- Written instruction:
Copy out each line in the material below that has the word "cuatro".

- Information given:
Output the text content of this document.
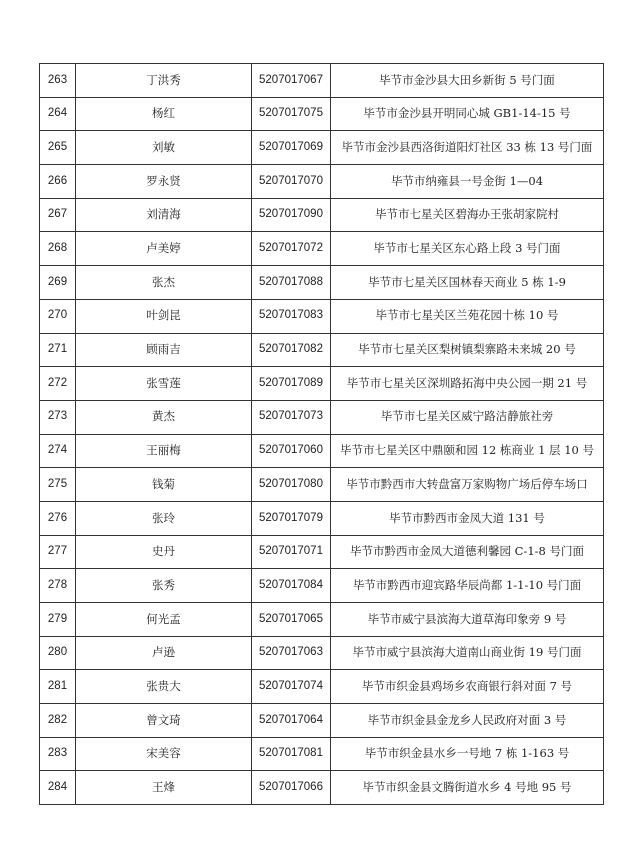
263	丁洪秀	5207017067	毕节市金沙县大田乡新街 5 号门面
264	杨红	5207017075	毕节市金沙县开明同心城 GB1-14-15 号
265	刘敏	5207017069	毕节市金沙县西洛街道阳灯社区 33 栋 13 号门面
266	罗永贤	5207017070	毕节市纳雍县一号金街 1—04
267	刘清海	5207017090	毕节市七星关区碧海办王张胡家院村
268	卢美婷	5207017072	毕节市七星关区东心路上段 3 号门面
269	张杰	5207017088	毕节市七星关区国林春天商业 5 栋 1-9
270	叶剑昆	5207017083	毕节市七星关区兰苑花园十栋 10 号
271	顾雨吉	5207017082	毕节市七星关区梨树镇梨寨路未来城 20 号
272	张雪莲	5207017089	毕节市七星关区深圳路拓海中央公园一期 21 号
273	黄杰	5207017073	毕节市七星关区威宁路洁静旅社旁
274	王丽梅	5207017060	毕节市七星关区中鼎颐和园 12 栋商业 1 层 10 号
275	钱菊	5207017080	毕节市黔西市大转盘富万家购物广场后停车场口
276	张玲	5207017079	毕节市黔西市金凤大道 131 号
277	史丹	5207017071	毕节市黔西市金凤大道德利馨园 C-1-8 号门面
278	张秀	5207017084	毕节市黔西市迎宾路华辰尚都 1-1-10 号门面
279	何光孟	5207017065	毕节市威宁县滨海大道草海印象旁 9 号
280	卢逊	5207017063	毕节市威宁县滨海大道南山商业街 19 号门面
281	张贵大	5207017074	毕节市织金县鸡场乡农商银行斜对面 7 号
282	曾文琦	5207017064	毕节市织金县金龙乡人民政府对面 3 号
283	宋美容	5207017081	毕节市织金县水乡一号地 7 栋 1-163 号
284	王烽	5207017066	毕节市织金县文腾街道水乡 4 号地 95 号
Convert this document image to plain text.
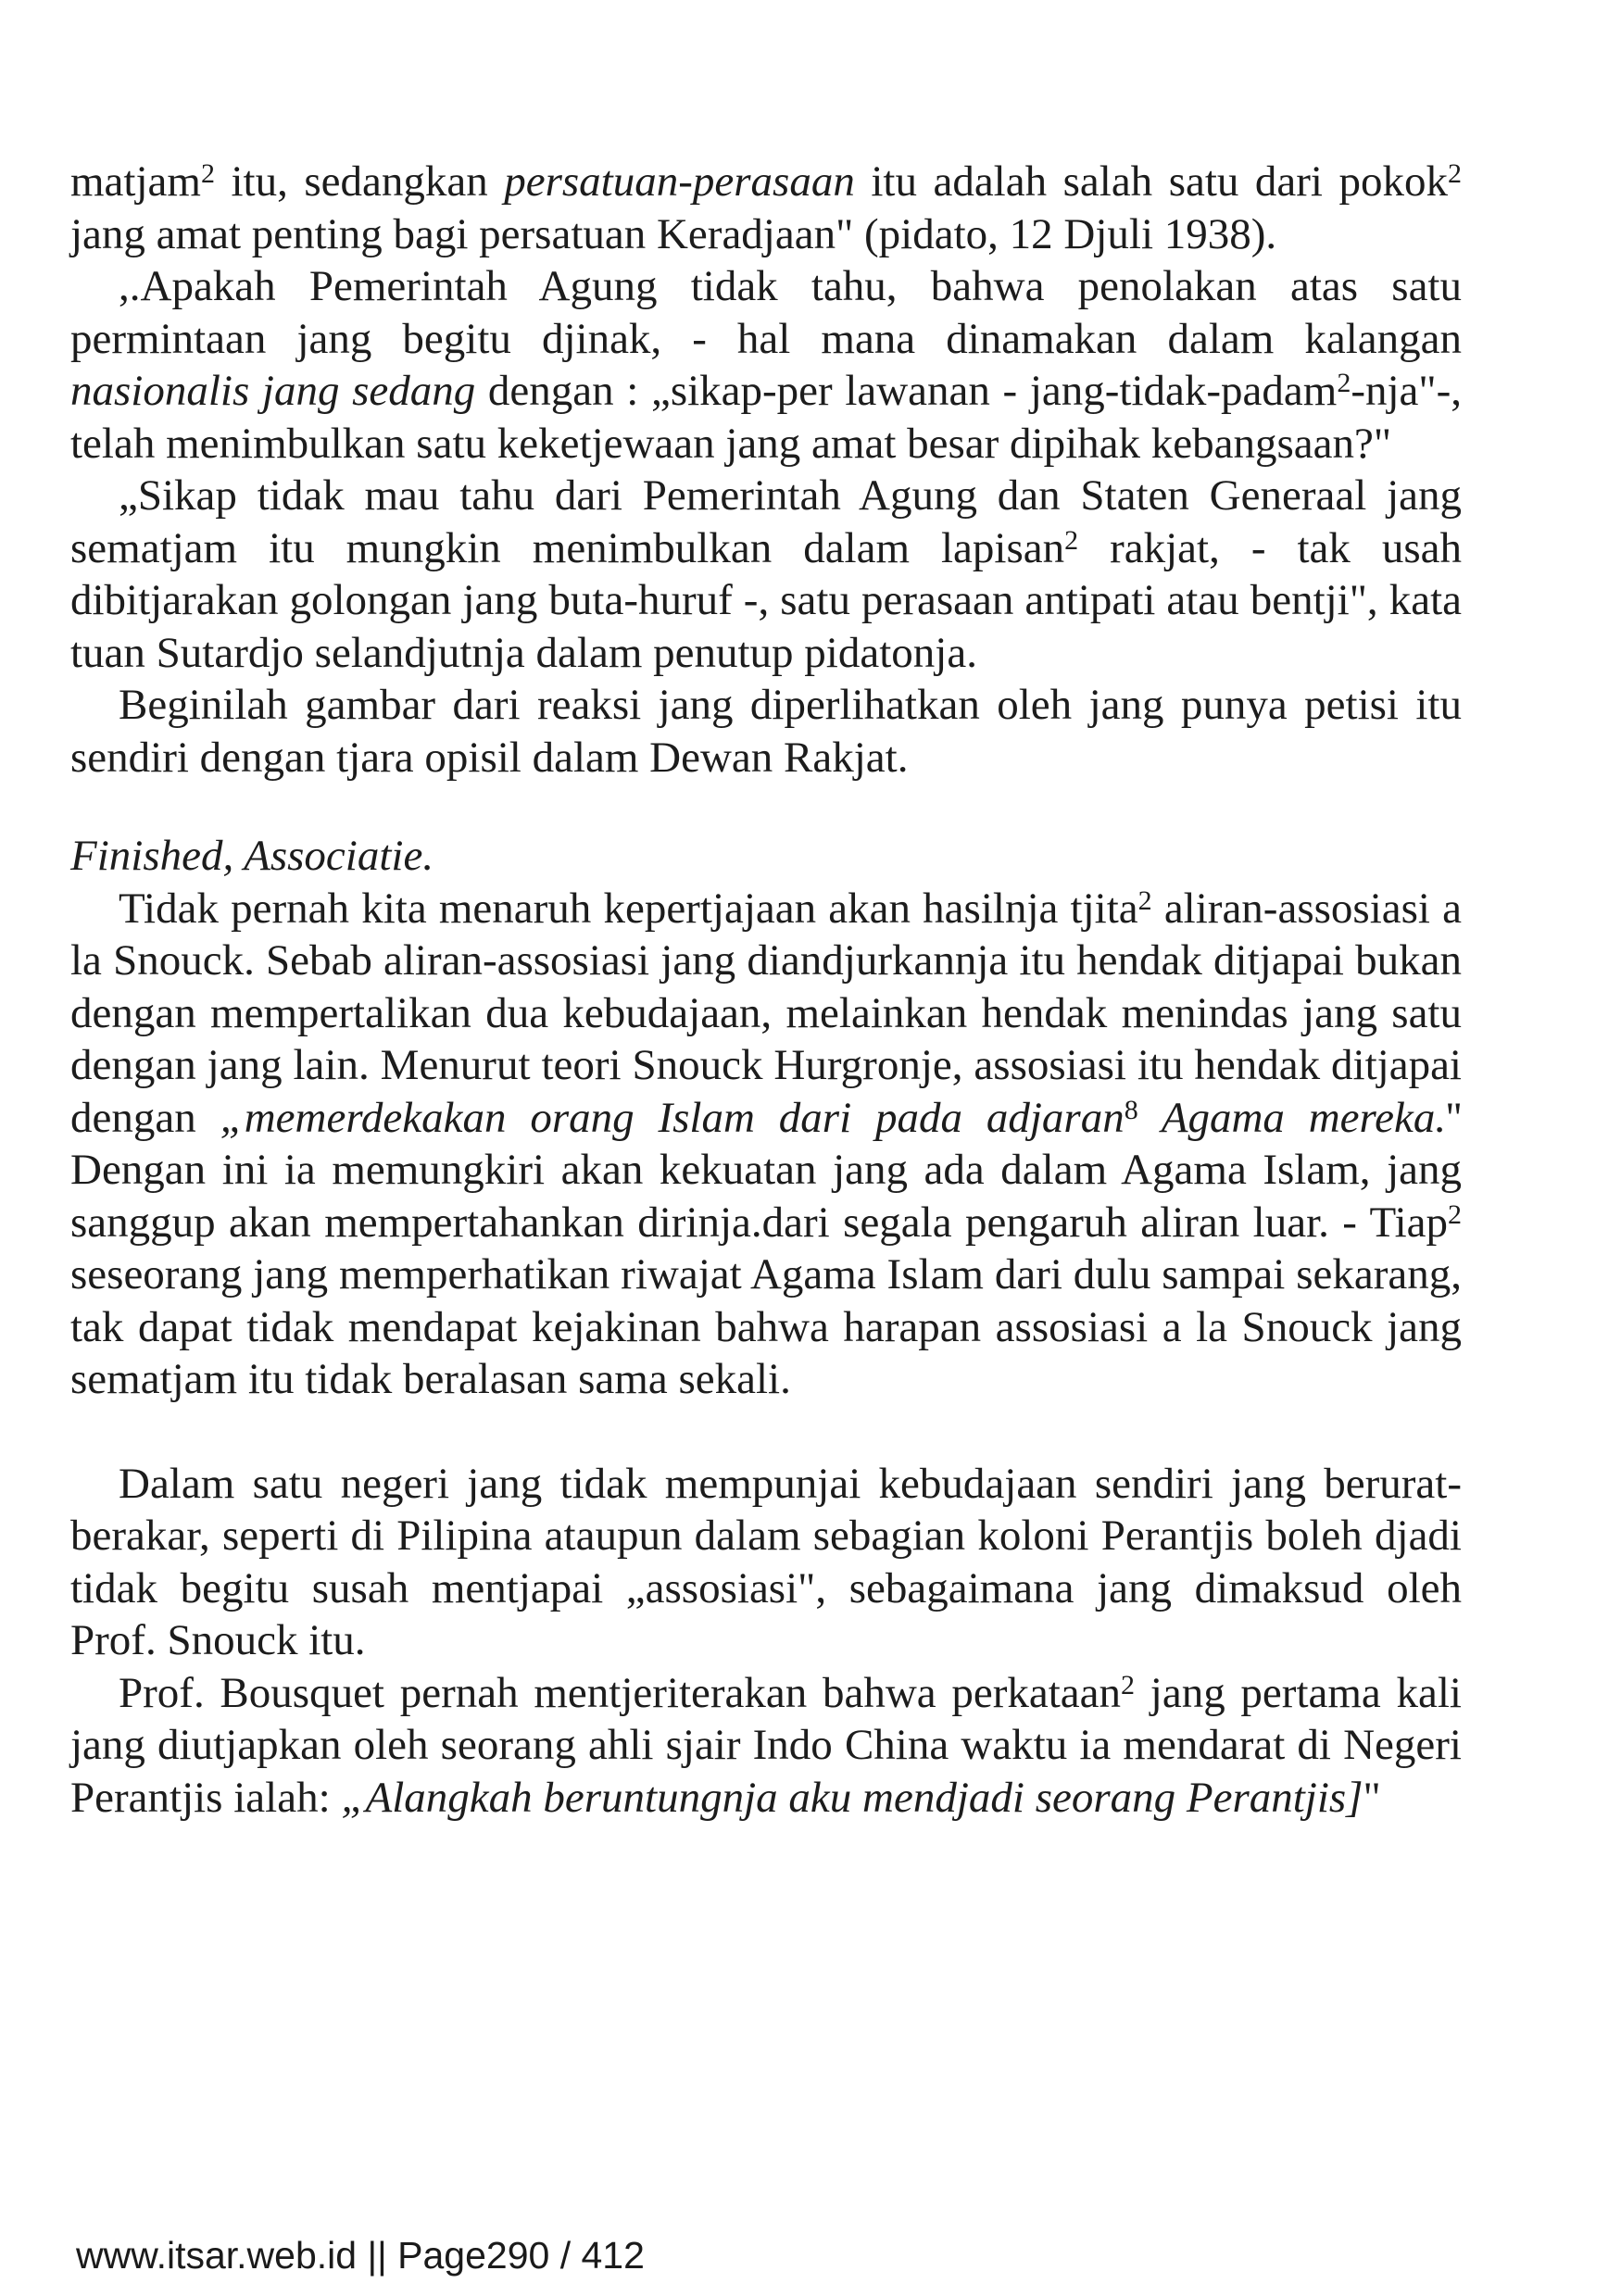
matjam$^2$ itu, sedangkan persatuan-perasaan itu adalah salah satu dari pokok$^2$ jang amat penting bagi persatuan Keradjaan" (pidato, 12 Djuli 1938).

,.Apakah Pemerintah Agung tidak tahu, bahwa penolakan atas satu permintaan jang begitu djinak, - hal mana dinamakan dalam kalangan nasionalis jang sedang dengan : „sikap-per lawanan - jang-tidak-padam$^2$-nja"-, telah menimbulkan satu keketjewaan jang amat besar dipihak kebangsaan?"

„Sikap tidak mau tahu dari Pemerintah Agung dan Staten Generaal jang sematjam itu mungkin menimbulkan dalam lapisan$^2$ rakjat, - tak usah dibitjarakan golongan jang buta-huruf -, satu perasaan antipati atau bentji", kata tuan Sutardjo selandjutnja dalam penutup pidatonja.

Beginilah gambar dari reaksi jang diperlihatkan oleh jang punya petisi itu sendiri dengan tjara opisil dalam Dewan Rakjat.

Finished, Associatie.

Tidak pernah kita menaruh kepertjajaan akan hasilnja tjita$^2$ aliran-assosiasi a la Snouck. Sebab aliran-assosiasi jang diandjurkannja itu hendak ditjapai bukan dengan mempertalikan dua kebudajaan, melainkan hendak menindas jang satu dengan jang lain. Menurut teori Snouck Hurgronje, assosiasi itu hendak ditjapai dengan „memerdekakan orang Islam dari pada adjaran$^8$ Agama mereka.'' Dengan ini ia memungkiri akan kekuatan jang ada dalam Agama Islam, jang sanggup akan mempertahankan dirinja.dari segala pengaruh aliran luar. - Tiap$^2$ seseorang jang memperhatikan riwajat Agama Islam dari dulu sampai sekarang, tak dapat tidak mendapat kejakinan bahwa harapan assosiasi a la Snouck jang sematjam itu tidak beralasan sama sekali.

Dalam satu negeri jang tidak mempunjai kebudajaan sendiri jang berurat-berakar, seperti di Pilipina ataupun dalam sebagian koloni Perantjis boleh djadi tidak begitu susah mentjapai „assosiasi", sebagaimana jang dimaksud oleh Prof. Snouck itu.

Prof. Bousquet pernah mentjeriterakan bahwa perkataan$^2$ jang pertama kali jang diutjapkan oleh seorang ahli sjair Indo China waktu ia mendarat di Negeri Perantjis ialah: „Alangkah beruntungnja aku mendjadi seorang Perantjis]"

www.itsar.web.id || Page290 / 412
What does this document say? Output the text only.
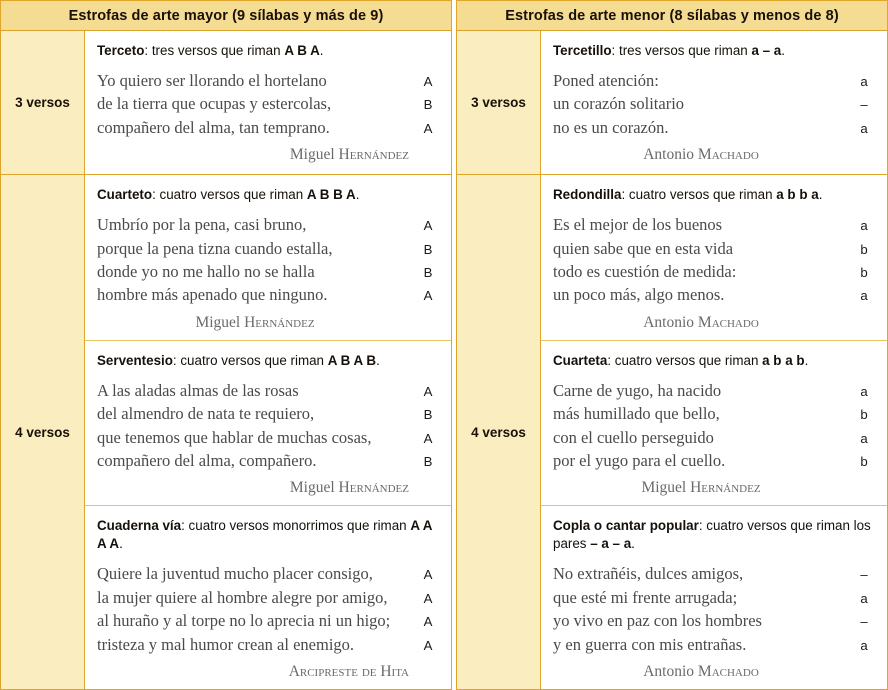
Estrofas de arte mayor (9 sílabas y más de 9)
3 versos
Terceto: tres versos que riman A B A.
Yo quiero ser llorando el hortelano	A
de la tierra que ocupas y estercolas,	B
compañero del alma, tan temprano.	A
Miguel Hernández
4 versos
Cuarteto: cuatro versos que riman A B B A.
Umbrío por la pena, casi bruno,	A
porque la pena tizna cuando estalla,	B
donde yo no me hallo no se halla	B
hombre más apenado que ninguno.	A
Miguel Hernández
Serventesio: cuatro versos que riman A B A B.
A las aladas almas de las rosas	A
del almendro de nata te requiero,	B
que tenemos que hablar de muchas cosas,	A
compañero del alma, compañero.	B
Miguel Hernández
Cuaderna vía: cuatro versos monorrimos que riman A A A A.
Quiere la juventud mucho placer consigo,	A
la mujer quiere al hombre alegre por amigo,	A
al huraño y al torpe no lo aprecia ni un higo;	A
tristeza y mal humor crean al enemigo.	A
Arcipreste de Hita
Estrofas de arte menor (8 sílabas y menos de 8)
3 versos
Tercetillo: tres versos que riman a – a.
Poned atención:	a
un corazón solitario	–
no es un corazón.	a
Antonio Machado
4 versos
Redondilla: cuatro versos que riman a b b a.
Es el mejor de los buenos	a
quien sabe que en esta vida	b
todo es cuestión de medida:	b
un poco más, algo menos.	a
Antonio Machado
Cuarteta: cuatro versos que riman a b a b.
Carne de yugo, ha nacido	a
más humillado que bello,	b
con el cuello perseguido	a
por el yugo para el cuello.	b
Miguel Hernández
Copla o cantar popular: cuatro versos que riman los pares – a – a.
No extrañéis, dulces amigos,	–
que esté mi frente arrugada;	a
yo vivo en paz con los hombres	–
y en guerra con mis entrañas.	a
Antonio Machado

- Reply:
Cuarteto: cuatro versos que riman A B B A.
Serventesio: cuatro versos que riman A B A B.
Cuaderna vía: cuatro versos monorrimos que riman A A A A.
Redondilla: cuatro versos que riman a b b a.
Cuarteta: cuatro versos que riman a b a b.
Copla o cantar popular: cuatro versos que riman los pares – a – a.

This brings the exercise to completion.